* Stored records

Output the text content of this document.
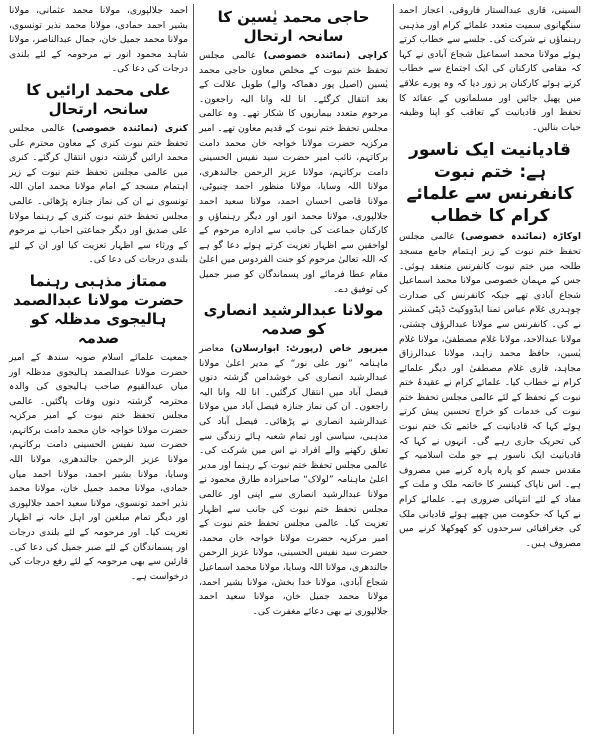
السینی، قاری عبدالستار فاروقی، اعجاز احمد سنگھانوی سمیت متعدد علمائے کرام اور مذہبی رہنماؤں نے شرکت کی۔ جلسے سے خطاب کرتے ہوئے مولانا محمد اسماعیل شجاع آبادی نے کہا کہ مقامی کارکنان کی ایک اجتماع سے خطاب کرتے ہوئے کارکنان پر زور دیا کہ وہ پورے علاقے میں پھیل جائیں اور مسلمانوں کے عقائد کا تحفظ اور قادیانیت کے تعاقب کو اپنا وظیفہ حیات بنالیں۔

قادیانیت ایک ناسور ہے: ختم نبوت کانفرنس سے علمائے کرام کا خطاب

اوکاڑہ (نمائندہ خصوصی) عالمی مجلس تحفظ ختم نبوت کے زیر اہتمام جامع مسجد طلحہ میں ختم نبوت کانفرنس منعقد ہوئی۔ جس کے مہمان خصوصی مولانا محمد اسماعیل شجاع آبادی تھے جبکہ کانفرنس کی صدارت چوہدری غلام عباس تمنا ایڈووکیٹ ڈپٹی کمشنر نے کی۔ کانفرنس سے مولانا عبدالرؤف چشتی، مولانا عبدالاحد، مولانا غلام مصطفیٰ، مولانا غلام یٰسین، حافظ محمد زاہد، مولانا عبدالرزاق مجاہد، قاری غلام مصطفیٰ اور دیگر علمائے کرام نے خطاب کیا۔ علمائے کرام نے عقیدۂ ختم نبوت کے تحفظ کے لئے عالمی مجلس تحفظ ختم نبوت کی خدمات کو خراج تحسین پیش کرتے ہوئے کہا کہ قادیانیت کے خاتمے تک ختم نبوت کی تحریک جاری رہے گی۔ انہوں نے کہا کہ قادیانیت ایک ناسور ہے جو ملت اسلامیہ کے مقدس جسم کو پارہ پارہ کرنے میں مصروف ہے۔ اس ناپاک کینسر کا خاتمہ ملک و ملت کے مفاد کے لئے انتہائی ضروری ہے۔ علمائے کرام نے کہا کہ حکومت میں چھپے ہوئے قادیانی ملک کی جغرافیائی سرحدوں کو کھوکھلا کرنے میں مصروف ہیں۔

حاجی محمد یٰسین کا سانحہ ارتحال

کراچی (نمائندہ خصوصی) عالمی مجلس تحفظ ختم نبوت کے مخلص معاون حاجی محمد یٰسین (اصیل پور دھماکہ والے) طویل علالت کے بعد انتقال کرگئے۔ انا للہ وانا الیہ راجعون۔ مرحوم متعدد بیماریوں کا شکار تھے۔ وہ عالمی مجلس تحفظ ختم نبوت کے قدیم معاون تھے۔ امیر مرکزیہ حضرت مولانا خواجہ خان محمد دامت برکاتہم، نائب امیر حضرت سید نفیس الحسینی دامت برکاتہم، مولانا عزیز الرحمن جالندھری، مولانا اللہ وسایا، مولانا منظور احمد چنیوٹی، مولانا قاضی احسان احمد، مولانا سعید احمد جلالپوری، مولانا محمد انور اور دیگر رہنماؤں و کارکنان جماعت کی جانب سے ادارہ مرحوم کے لواحقین سے اظہار تعزیت کرتے ہوئے دعا گو ہے کہ اللہ تعالیٰ مرحوم کو جنت الفردوس میں اعلیٰ مقام عطا فرمائے اور پسماندگان کو صبر جمیل کی توفیق دے۔

مولانا عبدالرشید انصاری کو صدمہ

میرپور خاص (رپورٹ: ابوارسلان) معاصر ماہنامہ ”نور علی نور“ کے مدیر اعلیٰ مولانا عبدالرشید انصاری کی خوشدامن گزشتہ دنوں فیصل آباد میں انتقال کرگئیں۔ انا للہ وانا الیہ راجعون۔ ان کی نماز جنازہ فیصل آباد میں مولانا عبدالرشید انصاری نے پڑھائی۔ فیصل آباد کی مذہبی، سیاسی اور تمام شعبہ ہائے زندگی سے تعلق رکھنے والے افراد نے اس میں شرکت کی۔ عالمی مجلس تحفظ ختم نبوت کے رہنما اور مدیر اعلیٰ ماہنامہ ”لولاک“ صاحبزادہ طارق محمود نے مولانا عبدالرشید انصاری سے اپنی اور عالمی مجلس تحفظ ختم نبوت کی جانب سے اظہار تعزیت کیا۔ عالمی مجلس تحفظ ختم نبوت کے امیر مرکزیہ حضرت مولانا خواجہ خان محمد، حضرت سید نفیس الحسینی، مولانا عزیز الرحمن جالندھری، مولانا اللہ وسایا، مولانا محمد اسماعیل شجاع آبادی، مولانا خدا بخش، مولانا بشیر احمد، مولانا محمد جمیل خان، مولانا سعید احمد جلالپوری نے بھی دعائے مغفرت کی۔

احمد جلالپوری، مولانا محمد عثمانی، مولانا بشیر احمد حمادی، مولانا محمد نذیر تونسوی، مولانا محمد جمیل خان، جمال عبدالناصر، مولانا شاہد محمود انور نے مرحومہ کے لئے بلندی درجات کی دعا کی۔

علی محمد ارائیں کا سانحہ ارتحال

کنری (نمائندہ خصوصی) عالمی مجلس تحفظ ختم نبوت کنری کے معاون محترم علی محمد ارائیں گزشتہ دنوں انتقال کرگئے۔ کنری میں عالمی مجلس تحفظ ختم نبوت کے زیر اہتمام مسجد کے امام مولانا محمد امان اللہ تونسوی نے ان کی نماز جنازہ پڑھائی۔ عالمی مجلس تحفظ ختم نبوت کنری کے رہنما مولانا علی صدیق اور دیگر جماعتی احباب نے مرحوم کے ورثاء سے اظہار تعزیت کیا اور ان کے لئے بلندی درجات کی دعا کی۔

ممتاز مذہبی رہنما حضرت مولانا عبدالصمد ہالیجوی مدظلہ کو صدمہ

جمعیت علمائے اسلام صوبہ سندھ کے امیر حضرت مولانا عبدالصمد ہالیجوی مدظلہ اور میاں عبدالقیوم صاحب ہالیجوی کی والدہ محترمہ گزشتہ دنوں وفات پاگئیں۔ عالمی مجلس تحفظ ختم نبوت کے امیر مرکزیہ حضرت مولانا خواجہ خان محمد دامت برکاتہم، حضرت سید نفیس الحسینی دامت برکاتہم، مولانا عزیز الرحمن جالندھری، مولانا اللہ وسایا، مولانا بشیر احمد، مولانا احمد میاں حمادی، مولانا محمد جمیل خان، مولانا محمد نذیر احمد تونسوی، مولانا سعید احمد جلالپوری اور دیگر تمام مبلغین اور اہل خانہ نے اظہار تعزیت کیا۔ اور مرحومہ کے لئے بلندی درجات اور پسماندگان کے لئے صبر جمیل کی دعا کی۔ قارئین سے بھی مرحومہ کے لئے رفع درجات کی درخواست ہے۔
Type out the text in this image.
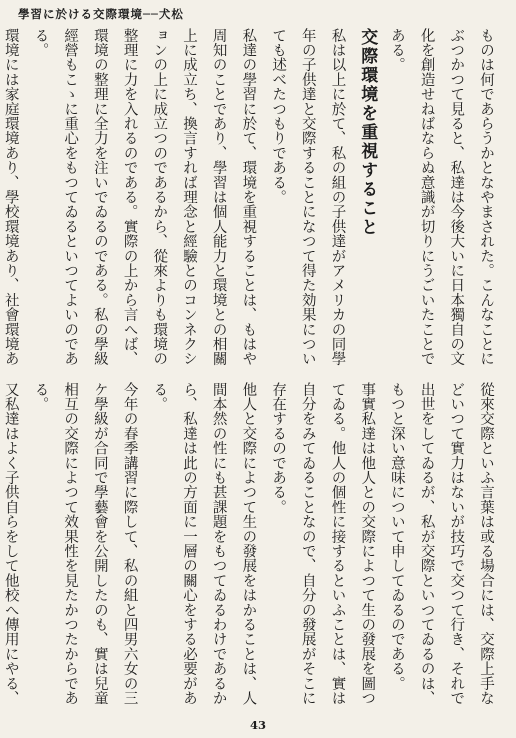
學習に於ける交際環境──犬松

ものは何であらうかとなやまされた。こんなことにぶつかつて見ると、私達は今後大いに日本獨自の文化を創造せねばならぬ意識が切りにうごいたことである。

交際環境を重視すること

私は以上に於て、私の組の子供達がアメリカの同學年の子供達と交際することになつて得た効果についても述べたつもりである。

私達の學習に於て、環境を重視することは、もはや周知のことであり、學習は個人能力と環境との相關上に成立ち、換言すれば理念と經驗とのコンネクションの上に成立つのであるから、從來よりも環境の整理に力を入れるのである。實際の上から言へば、環境の整理に全力を注いでゐるのである。私の學級經營もこゝに重心をもつてゐるといつてよいのである。

環境には家庭環境あり、學校環境あり、社會環境あ

從來交際といふ言葉は或る場合には、交際上手などいつて實力はないが技巧で交つて行き、それで出世をしてゐるが、私が交際といつてゐるのは、もつと深い意味について申してゐるのである。

事實私達は他人との交際によつて生の發展を圖つてゐる。他人の個性に接するといふことは、實は自分をみてゐることなので、自分の發展がそこに存在するのである。

他人と交際によつて生の發展をはかることは、人間本然の性にも甚課題をもつてゐるわけであるから、私達は此の方面に一層の關心をする必要がある。

今年の春季講習に際して、私の組と四男六女の三ケ學級が合同で學藝會を公開したのも、實は兒童相互の交際によつて效果性を見たかつたからである。

又私達はよく子供自らをして他校へ傳用にやる、

43
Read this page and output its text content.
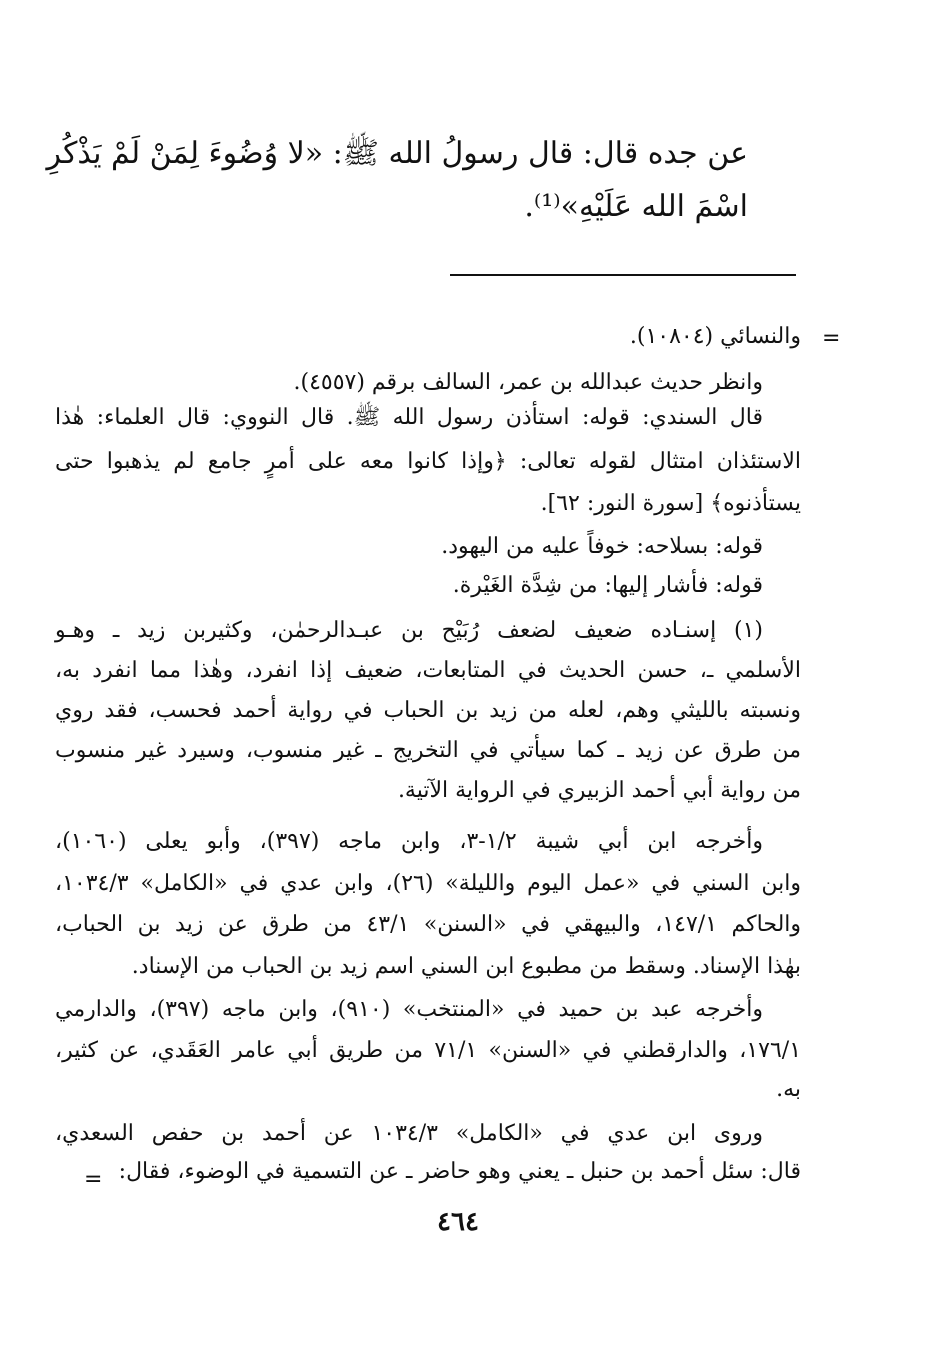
عن جده قال: قال رسولُ الله ﷺ: «لا وُضُوءَ لِمَنْ لَمْ يَذْكُرِ
اسْمَ الله عَلَيْهِ»⁽¹⁾.
=
والنسائي (١٠٨٠٤).
وانظر حديث عبدالله بن عمر، السالف برقم (٤٥٥٧).
قال السندي: قوله: استأذن رسول الله ﷺ. قال النووي: قال العلماء: هٰذا
الاستئذان امتثال لقوله تعالى: ﴿وإذا كانوا معه على أمرٍ جامع لم يذهبوا حتى
يستأذنوه﴾ [سورة النور: ٦٢].
قوله: بسلاحه: خوفاً عليه من اليهود.
قوله: فأشار إليها: من شِدَّة الغَيْرة.
(١) إسنـاده ضعيف لضعف رُبَيْح بن عبـدالرحمٰن، وكثيربن زيد ـ وهـو
الأسلمي ـ، حسن الحديث في المتابعات، ضعيف إذا انفرد، وهٰذا مما انفرد به،
ونسبته بالليثي وهم، لعله من زيد بن الحباب في رواية أحمد فحسب، فقد روي
من طرق عن زيد ـ كما سيأتي في التخريج ـ غير منسوب، وسيرد غير منسوب
من رواية أبي أحمد الزبيري في الرواية الآتية.
وأخرجه ابن أبي شيبة ١/٢-٣، وابن ماجه (٣٩٧)، وأبو يعلى (١٠٦٠)،
وابن السني في «عمل اليوم والليلة» (٢٦)، وابن عدي في «الكامل» ١٠٣٤/٣،
والحاكم ١٤٧/١، والبيهقي في «السنن» ٤٣/١ من طرق عن زيد بن الحباب،
بهٰذا الإسناد. وسقط من مطبوع ابن السني اسم زيد بن الحباب من الإسناد.
وأخرجه عبد بن حميد في «المنتخب» (٩١٠)، وابن ماجه (٣٩٧)، والدارمي
١٧٦/١، والدارقطني في «السنن» ٧١/١ من طريق أبي عامر العَقَدي، عن كثير،
به.
وروى ابن عدي في «الكامل» ١٠٣٤/٣ عن أحمد بن حفص السعدي،
قال: سئل أحمد بن حنبل ـ يعني وهو حاضر ـ عن التسمية في الوضوء، فقال:
=
٤٦٤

* TASK TO COMPLETE
Extract, word for word, every line from the one holding "Read this page and output its text content." through the closing line of the data above. Do not include any pictures.

* COMPLETED EXERCISE
Read this page and output its text content.
عن جده قال: قال رسولُ الله ﷺ: «لا وُضُوءَ لِمَنْ لَمْ يَذْكُرِ
اسْمَ الله عَلَيْهِ»⁽¹⁾.
=
والنسائي (١٠٨٠٤).
وانظر حديث عبدالله بن عمر، السالف برقم (٤٥٥٧).
قال السندي: قوله: استأذن رسول الله ﷺ. قال النووي: قال العلماء: هٰذا
الاستئذان امتثال لقوله تعالى: ﴿وإذا كانوا معه على أمرٍ جامع لم يذهبوا حتى
يستأذنوه﴾ [سورة النور: ٦٢].
قوله: بسلاحه: خوفاً عليه من اليهود.
قوله: فأشار إليها: من شِدَّة الغَيْرة.
(١) إسنـاده ضعيف لضعف رُبَيْح بن عبـدالرحمٰن، وكثيربن زيد ـ وهـو
الأسلمي ـ، حسن الحديث في المتابعات، ضعيف إذا انفرد، وهٰذا مما انفرد به،
ونسبته بالليثي وهم، لعله من زيد بن الحباب في رواية أحمد فحسب، فقد روي
من طرق عن زيد ـ كما سيأتي في التخريج ـ غير منسوب، وسيرد غير منسوب
من رواية أبي أحمد الزبيري في الرواية الآتية.
وأخرجه ابن أبي شيبة ١/٢-٣، وابن ماجه (٣٩٧)، وأبو يعلى (١٠٦٠)،
وابن السني في «عمل اليوم والليلة» (٢٦)، وابن عدي في «الكامل» ١٠٣٤/٣،
والحاكم ١٤٧/١، والبيهقي في «السنن» ٤٣/١ من طرق عن زيد بن الحباب،
بهٰذا الإسناد. وسقط من مطبوع ابن السني اسم زيد بن الحباب من الإسناد.
وأخرجه عبد بن حميد في «المنتخب» (٩١٠)، وابن ماجه (٣٩٧)، والدارمي
١٧٦/١، والدارقطني في «السنن» ٧١/١ من طريق أبي عامر العَقَدي، عن كثير،
به.
وروى ابن عدي في «الكامل» ١٠٣٤/٣ عن أحمد بن حفص السعدي،
قال: سئل أحمد بن حنبل ـ يعني وهو حاضر ـ عن التسمية في الوضوء، فقال:
=
٤٦٤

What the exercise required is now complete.